What to do
Search the data for the string "technology" and gather each line it is in.
====== Data extract
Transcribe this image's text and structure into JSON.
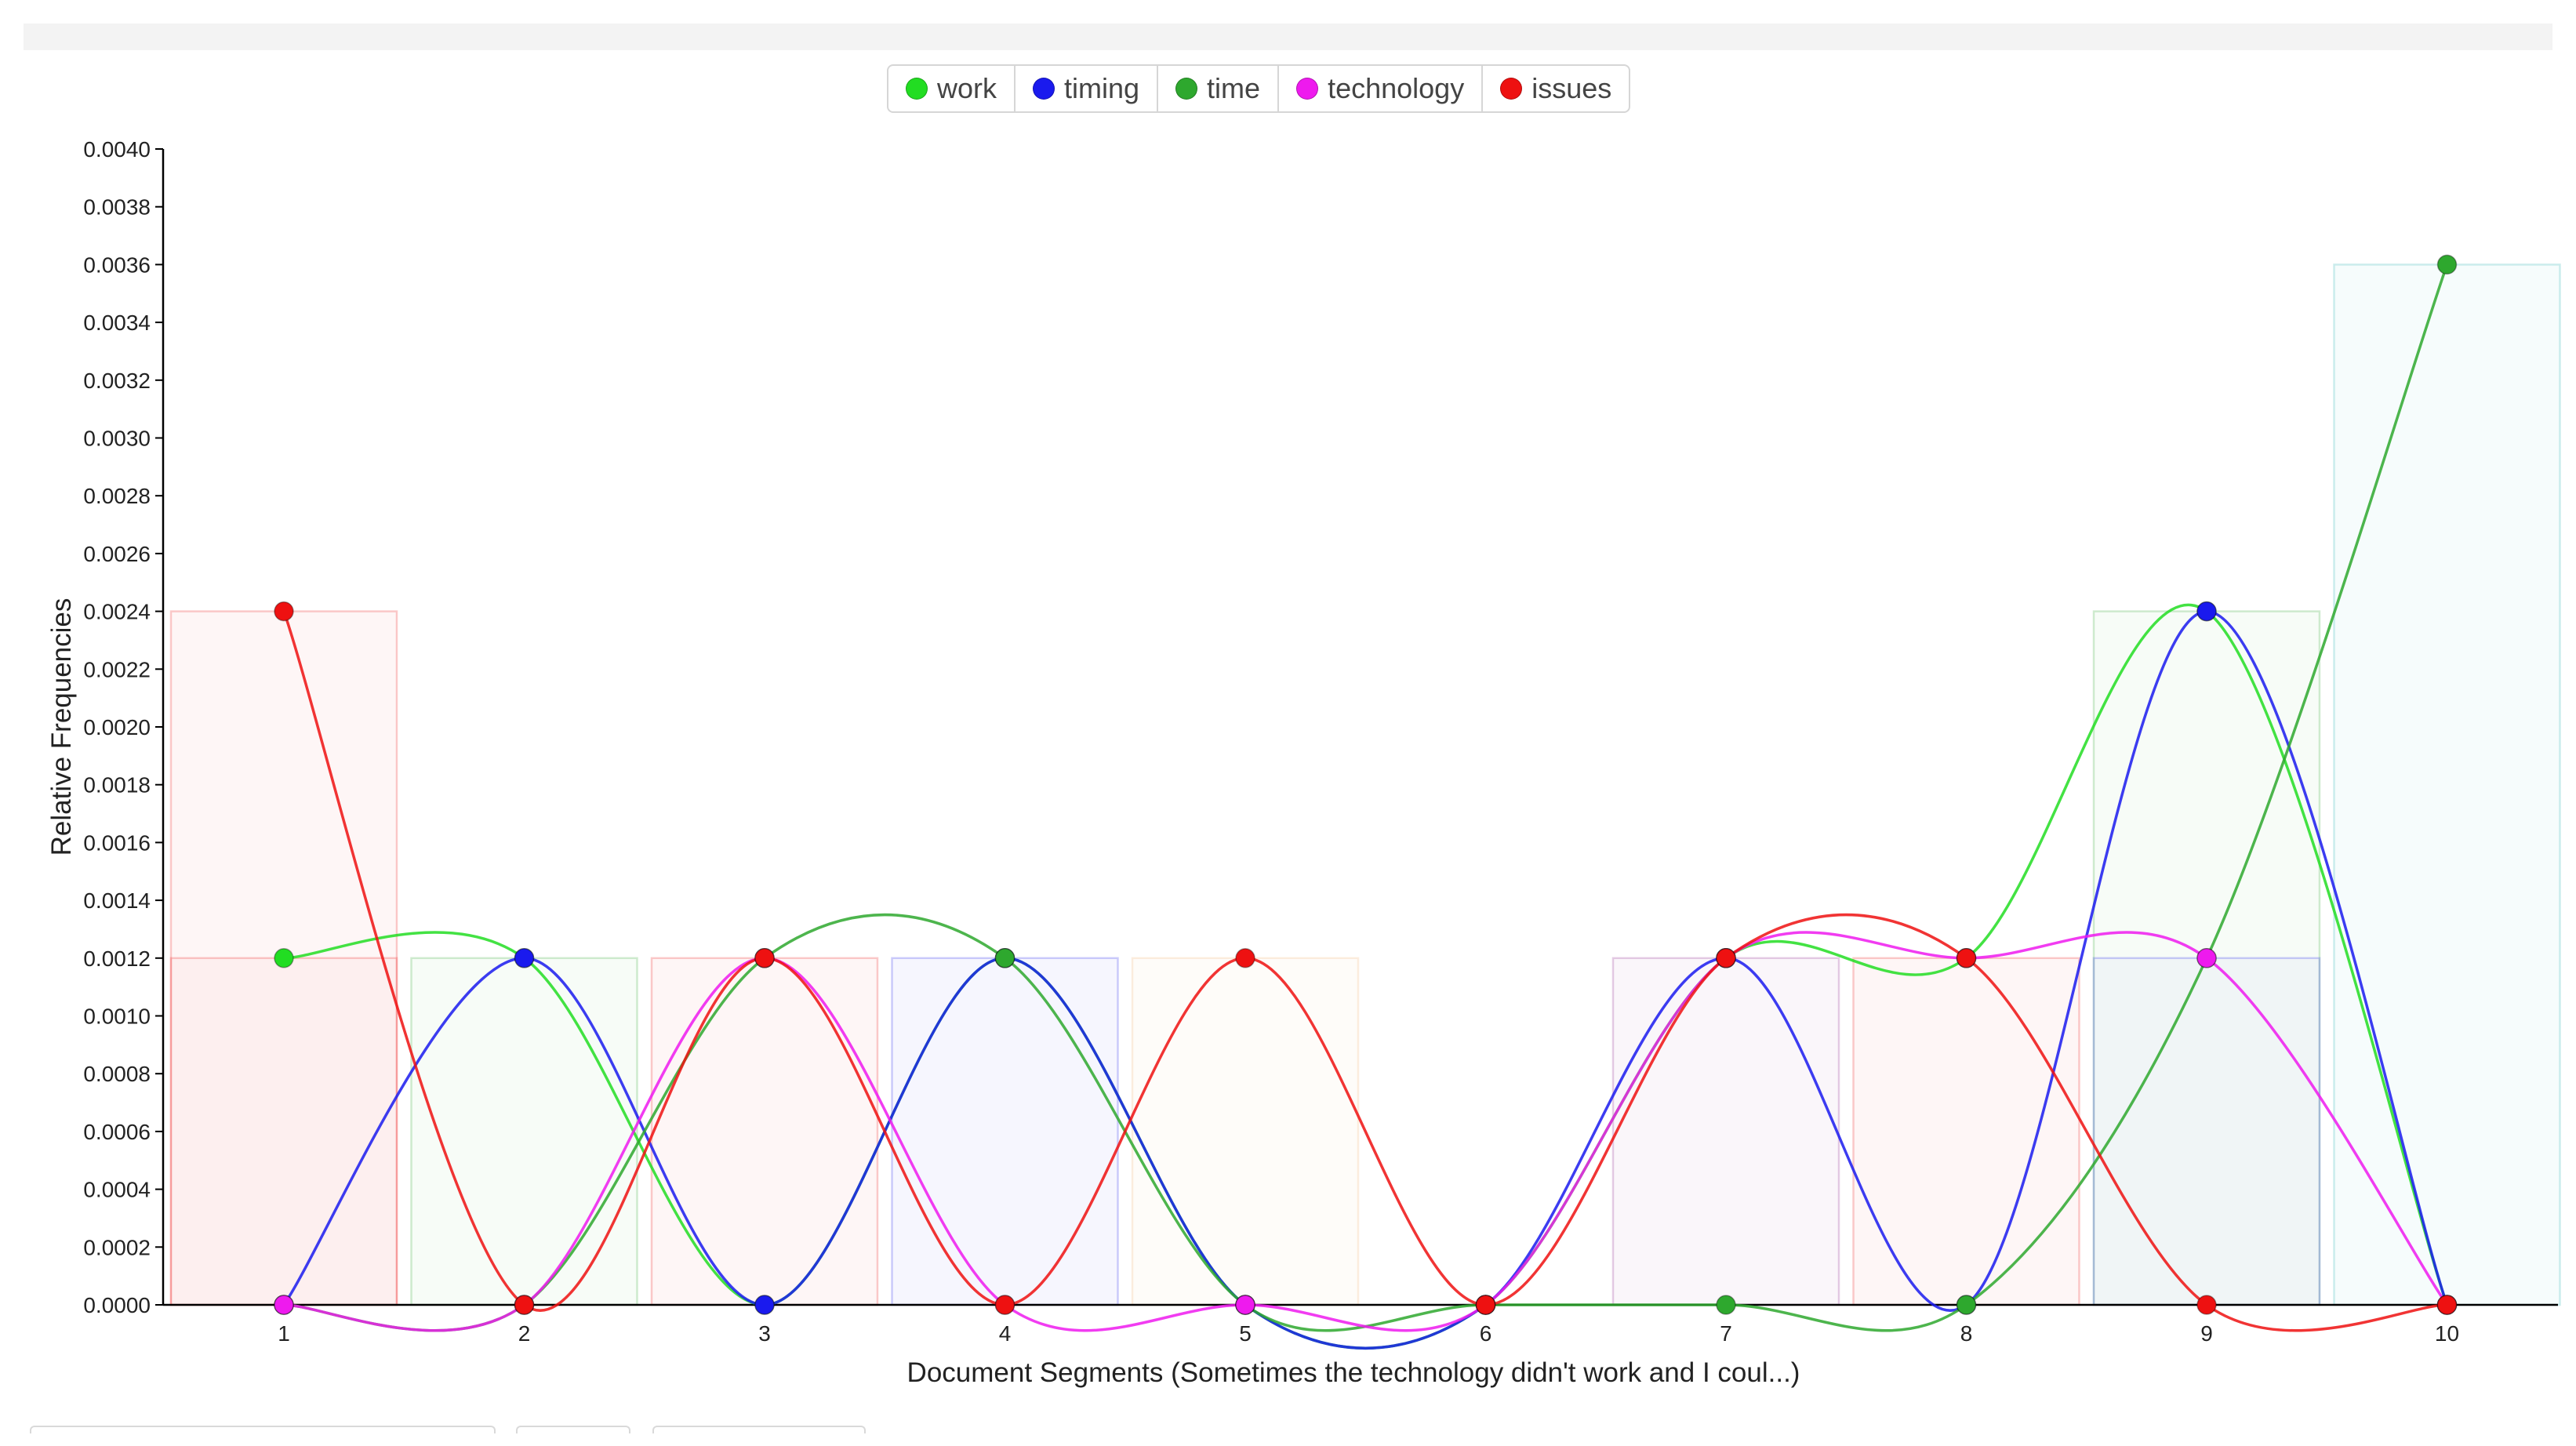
{
  "chart_data": {
    "type": "line",
    "xlabel": "Document Segments (Sometimes the technology didn't work and I coul...)",
    "ylabel": "Relative Frequencies",
    "x": [
      1,
      2,
      3,
      4,
      5,
      6,
      7,
      8,
      9,
      10
    ],
    "ylim": [
      0,
      0.004
    ],
    "yticks": [
      "0.0000",
      "0.0002",
      "0.0004",
      "0.0006",
      "0.0008",
      "0.0010",
      "0.0012",
      "0.0014",
      "0.0016",
      "0.0018",
      "0.0020",
      "0.0022",
      "0.0024",
      "0.0026",
      "0.0028",
      "0.0030",
      "0.0032",
      "0.0034",
      "0.0036",
      "0.0038",
      "0.0040"
    ],
    "legend_position": "top-center",
    "grid": false,
    "curve": "smooth",
    "series": [
      {
        "name": "work",
        "color": "#22dd22",
        "values": [
          0.0012,
          0.0012,
          0,
          0.0012,
          0,
          0,
          0.0012,
          0.0012,
          0.0024,
          0
        ]
      },
      {
        "name": "timing",
        "color": "#1a1aee",
        "values": [
          0,
          0.0012,
          0,
          0.0012,
          0,
          0,
          0.0012,
          0,
          0.0024,
          0
        ]
      },
      {
        "name": "time",
        "color": "#2ea82e",
        "values": [
          0,
          0,
          0.0012,
          0.0012,
          0,
          0,
          0,
          0,
          0.0012,
          0.0036
        ]
      },
      {
        "name": "technology",
        "color": "#ee1aee",
        "values": [
          0,
          0,
          0.0012,
          0,
          0,
          0,
          0.0012,
          0.0012,
          0.0012,
          0
        ]
      },
      {
        "name": "issues",
        "color": "#ee1111",
        "values": [
          0.0024,
          0,
          0.0012,
          0,
          0.0012,
          0,
          0.0012,
          0.0012,
          0,
          0
        ]
      }
    ],
    "bars": {
      "values": [
        0.0024,
        0.0012,
        0.0012,
        0.0012,
        0.0012,
        0,
        0.0012,
        0.0012,
        0.0024,
        0.0036
      ],
      "colors": [
        "#ee1111",
        "#2ea82e",
        "#ee1111",
        "#1a1aee",
        "#f0b070",
        "#cccccc",
        "#8a1a8a",
        "#ee1111",
        "#2ea82e",
        "#20b0b0"
      ],
      "overlays": [
        {
          "x": 1,
          "value": 0.0012,
          "color": "#ee1111"
        },
        {
          "x": 9,
          "value": 0.0012,
          "color": "#1a1aee"
        }
      ]
    }
  }
}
============
Exercise answer
    "xlabel": "Document Segments (Sometimes the technology didn't work and I coul...)",
        "name": "technology",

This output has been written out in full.